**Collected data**
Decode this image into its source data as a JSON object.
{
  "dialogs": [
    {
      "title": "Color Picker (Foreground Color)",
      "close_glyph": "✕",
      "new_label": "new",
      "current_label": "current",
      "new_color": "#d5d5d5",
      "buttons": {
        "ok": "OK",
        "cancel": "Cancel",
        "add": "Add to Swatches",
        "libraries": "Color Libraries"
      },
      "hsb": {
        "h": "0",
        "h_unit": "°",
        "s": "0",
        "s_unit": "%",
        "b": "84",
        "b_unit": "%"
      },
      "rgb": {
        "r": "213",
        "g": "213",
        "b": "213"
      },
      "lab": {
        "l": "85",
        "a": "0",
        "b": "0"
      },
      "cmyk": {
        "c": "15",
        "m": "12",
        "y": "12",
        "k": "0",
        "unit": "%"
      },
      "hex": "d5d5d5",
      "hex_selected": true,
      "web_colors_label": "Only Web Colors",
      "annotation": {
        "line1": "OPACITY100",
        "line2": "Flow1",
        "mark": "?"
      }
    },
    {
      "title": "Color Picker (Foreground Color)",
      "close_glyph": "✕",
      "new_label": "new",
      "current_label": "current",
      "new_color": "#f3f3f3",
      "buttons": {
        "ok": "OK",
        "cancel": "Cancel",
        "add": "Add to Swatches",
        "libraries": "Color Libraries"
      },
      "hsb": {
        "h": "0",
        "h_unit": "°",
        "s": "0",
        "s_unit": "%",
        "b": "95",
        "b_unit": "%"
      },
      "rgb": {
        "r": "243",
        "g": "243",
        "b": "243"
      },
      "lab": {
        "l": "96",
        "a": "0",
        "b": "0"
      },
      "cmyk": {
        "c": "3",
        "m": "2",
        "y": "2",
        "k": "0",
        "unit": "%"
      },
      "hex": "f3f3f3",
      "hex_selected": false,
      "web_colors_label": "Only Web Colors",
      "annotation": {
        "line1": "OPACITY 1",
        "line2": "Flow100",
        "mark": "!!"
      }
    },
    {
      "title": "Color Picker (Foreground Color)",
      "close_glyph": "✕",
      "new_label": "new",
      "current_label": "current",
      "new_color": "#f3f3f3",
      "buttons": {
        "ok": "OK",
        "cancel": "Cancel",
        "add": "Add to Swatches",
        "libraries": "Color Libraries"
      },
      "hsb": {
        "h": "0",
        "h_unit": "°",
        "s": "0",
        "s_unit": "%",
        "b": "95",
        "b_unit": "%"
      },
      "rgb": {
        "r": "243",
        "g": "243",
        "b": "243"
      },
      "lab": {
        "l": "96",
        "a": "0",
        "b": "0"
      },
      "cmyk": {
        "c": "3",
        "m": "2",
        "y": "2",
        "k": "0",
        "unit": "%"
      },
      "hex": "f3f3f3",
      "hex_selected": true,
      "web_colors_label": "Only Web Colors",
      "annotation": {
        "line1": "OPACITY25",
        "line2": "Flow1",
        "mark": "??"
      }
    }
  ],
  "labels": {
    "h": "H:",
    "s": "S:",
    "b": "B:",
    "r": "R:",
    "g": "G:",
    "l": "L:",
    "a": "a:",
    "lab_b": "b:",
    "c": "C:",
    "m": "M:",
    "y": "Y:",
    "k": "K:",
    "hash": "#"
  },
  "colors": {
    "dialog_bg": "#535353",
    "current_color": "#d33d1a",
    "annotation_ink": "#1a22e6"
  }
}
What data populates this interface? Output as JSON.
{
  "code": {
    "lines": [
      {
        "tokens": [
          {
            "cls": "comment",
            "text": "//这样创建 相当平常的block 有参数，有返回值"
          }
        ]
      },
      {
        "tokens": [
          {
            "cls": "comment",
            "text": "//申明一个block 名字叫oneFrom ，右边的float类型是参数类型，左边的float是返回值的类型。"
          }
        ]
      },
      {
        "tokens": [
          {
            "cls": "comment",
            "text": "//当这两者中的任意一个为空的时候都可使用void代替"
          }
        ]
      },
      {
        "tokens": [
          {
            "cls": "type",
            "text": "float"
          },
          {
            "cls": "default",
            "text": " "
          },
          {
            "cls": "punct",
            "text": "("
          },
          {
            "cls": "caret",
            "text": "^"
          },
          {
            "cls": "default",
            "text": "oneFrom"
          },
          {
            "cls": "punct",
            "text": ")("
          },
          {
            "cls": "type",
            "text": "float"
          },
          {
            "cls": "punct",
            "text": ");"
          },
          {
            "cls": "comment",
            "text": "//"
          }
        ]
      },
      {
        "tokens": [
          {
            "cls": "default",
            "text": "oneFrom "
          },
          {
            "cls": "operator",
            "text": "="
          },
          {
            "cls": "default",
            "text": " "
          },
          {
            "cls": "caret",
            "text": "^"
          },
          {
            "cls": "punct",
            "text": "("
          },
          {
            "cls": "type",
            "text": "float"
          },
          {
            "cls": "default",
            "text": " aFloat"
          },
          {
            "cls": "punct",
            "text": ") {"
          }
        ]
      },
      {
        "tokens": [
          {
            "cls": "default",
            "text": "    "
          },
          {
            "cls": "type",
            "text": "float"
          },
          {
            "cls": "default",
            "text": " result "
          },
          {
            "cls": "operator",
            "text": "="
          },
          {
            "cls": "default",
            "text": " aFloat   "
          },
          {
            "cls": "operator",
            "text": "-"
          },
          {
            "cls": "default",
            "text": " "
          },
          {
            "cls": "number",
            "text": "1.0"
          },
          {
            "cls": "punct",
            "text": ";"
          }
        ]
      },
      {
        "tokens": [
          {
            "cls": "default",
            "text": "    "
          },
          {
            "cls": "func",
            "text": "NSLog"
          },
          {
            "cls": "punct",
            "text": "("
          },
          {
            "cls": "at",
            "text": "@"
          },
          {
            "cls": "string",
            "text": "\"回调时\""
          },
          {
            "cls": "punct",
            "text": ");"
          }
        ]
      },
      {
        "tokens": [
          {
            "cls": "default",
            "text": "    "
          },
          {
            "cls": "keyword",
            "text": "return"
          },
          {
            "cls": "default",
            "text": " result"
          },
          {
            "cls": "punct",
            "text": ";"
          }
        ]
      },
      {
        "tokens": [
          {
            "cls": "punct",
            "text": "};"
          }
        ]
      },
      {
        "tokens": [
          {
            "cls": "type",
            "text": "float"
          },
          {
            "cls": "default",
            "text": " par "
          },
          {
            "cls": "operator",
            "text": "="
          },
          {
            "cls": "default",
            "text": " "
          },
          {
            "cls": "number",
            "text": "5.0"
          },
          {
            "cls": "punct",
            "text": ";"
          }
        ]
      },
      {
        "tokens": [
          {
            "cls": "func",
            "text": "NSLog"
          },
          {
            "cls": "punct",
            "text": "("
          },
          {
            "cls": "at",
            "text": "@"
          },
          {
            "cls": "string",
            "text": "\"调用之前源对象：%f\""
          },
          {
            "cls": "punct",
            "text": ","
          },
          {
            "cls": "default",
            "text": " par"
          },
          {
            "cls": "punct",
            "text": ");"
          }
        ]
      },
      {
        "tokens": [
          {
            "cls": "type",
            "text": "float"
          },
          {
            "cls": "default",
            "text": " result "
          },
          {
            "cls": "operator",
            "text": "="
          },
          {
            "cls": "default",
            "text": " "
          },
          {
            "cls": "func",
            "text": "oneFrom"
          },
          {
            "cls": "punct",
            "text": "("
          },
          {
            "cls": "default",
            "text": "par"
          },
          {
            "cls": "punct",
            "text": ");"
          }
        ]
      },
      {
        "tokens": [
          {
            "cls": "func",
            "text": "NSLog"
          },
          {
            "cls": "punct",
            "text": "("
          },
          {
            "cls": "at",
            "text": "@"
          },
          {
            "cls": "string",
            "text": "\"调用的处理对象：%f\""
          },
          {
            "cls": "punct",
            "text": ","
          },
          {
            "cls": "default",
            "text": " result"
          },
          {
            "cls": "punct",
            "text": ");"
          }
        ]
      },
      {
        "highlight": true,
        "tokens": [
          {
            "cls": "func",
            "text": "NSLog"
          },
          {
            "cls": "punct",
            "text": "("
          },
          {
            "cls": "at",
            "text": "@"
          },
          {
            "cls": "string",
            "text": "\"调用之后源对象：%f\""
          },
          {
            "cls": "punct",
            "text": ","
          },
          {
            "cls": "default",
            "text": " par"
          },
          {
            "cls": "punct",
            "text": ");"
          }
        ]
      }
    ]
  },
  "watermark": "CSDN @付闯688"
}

**DIRECTION**
Examine the records and pull out every line where the string "this" occurs.

**EXPECTED ANSWER**
Decode this image into its source data as a JSON object.
What data populates this interface? Output as JSON.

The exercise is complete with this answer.